[What this task involves]
Keep only the lines where "Confidence" appears.

[Dataset records]
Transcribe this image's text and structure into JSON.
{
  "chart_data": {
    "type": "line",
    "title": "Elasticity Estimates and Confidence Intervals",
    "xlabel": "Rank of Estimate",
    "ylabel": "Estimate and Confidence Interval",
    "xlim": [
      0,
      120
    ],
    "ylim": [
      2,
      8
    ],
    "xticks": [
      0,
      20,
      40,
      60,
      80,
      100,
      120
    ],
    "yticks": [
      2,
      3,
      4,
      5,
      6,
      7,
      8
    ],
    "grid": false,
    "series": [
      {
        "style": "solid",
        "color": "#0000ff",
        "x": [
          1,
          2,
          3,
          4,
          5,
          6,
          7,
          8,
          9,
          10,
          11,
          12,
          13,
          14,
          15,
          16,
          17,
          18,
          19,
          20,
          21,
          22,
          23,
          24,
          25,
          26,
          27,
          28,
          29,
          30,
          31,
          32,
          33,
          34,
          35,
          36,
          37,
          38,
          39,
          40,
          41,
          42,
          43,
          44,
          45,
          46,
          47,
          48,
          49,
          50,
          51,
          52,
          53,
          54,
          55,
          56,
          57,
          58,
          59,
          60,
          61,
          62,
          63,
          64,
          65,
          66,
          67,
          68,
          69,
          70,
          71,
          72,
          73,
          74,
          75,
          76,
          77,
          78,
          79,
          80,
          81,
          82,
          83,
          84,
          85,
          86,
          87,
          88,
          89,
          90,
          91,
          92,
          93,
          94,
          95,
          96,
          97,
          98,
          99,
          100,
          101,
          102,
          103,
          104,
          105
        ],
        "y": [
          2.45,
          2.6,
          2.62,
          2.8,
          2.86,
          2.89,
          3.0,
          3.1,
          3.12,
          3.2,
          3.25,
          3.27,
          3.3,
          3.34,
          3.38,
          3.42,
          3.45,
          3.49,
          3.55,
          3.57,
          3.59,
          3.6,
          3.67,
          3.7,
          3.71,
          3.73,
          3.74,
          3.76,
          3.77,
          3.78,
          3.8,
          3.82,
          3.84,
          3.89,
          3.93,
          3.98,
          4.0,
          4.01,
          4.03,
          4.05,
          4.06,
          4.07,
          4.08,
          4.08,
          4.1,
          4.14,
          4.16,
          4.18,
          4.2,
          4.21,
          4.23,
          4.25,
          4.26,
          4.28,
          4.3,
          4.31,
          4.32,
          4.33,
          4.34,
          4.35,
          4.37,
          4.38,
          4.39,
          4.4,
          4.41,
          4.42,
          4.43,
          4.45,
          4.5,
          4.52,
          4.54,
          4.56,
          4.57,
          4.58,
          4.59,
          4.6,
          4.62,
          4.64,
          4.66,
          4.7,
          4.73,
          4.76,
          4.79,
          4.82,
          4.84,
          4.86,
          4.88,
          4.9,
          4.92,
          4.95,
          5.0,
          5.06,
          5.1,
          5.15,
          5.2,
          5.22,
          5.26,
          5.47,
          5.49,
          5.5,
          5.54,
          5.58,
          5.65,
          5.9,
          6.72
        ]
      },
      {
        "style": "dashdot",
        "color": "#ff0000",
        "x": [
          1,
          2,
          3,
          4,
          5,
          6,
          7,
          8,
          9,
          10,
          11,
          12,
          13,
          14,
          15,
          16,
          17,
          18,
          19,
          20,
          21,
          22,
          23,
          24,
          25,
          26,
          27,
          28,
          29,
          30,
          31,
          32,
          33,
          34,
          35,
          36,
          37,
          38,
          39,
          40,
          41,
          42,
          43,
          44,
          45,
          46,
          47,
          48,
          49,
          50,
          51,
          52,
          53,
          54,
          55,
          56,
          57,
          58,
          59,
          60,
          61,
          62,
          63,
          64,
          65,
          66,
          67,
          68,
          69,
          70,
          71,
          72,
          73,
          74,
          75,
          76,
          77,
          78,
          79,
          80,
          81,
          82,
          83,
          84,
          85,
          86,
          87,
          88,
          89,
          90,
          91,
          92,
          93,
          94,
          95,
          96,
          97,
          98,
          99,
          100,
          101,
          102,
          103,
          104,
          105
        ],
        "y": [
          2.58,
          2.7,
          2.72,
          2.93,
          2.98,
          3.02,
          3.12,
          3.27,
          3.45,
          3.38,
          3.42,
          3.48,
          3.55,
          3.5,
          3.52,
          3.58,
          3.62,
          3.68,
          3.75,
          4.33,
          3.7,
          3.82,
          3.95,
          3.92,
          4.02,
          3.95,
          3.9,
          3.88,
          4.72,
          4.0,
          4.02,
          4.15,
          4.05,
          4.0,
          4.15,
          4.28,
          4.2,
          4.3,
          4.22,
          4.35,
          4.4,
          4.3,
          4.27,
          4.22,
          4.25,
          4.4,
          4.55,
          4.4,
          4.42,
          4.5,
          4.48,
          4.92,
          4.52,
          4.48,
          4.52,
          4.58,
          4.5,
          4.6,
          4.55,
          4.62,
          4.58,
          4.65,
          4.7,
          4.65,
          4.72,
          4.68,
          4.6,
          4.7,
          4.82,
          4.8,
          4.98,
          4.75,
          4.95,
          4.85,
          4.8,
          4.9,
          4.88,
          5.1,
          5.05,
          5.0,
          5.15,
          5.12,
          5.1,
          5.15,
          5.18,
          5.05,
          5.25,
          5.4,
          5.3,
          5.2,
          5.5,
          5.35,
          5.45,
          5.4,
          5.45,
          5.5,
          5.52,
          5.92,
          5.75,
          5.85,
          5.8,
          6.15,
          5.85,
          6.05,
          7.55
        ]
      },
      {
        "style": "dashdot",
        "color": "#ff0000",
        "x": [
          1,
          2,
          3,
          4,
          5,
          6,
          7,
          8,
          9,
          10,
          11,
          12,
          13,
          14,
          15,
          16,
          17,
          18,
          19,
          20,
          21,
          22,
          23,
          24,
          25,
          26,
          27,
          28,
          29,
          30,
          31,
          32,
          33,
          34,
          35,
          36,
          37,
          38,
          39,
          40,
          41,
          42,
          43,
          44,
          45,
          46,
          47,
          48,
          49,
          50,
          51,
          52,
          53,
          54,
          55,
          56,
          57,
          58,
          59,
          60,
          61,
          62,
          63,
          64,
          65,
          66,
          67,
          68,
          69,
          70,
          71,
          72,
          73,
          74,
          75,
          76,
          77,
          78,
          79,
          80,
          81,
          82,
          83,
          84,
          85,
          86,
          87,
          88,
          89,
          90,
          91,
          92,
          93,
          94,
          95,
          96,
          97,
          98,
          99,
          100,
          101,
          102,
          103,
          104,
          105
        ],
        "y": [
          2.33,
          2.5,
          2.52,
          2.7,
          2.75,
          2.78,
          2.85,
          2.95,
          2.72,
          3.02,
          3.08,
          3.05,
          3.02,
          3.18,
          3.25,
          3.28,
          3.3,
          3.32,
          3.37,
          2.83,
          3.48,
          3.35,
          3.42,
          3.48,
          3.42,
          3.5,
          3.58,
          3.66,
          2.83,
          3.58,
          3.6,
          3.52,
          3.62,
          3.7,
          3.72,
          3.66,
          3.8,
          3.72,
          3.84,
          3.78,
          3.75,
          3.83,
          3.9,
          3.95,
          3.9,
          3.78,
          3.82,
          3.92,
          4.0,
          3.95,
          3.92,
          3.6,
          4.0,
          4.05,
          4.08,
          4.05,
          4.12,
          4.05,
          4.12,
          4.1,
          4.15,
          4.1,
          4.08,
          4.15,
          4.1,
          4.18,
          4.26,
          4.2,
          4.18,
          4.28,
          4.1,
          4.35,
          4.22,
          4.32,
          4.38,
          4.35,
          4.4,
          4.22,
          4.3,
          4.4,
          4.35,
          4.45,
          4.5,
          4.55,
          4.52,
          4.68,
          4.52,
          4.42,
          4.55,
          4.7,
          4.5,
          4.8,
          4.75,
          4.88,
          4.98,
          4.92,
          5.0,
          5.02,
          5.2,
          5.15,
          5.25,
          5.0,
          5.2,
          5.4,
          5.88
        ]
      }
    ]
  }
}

[Output of the task]
    "title": "Elasticity Estimates and Confidence Intervals",
    "ylabel": "Estimate and Confidence Interval",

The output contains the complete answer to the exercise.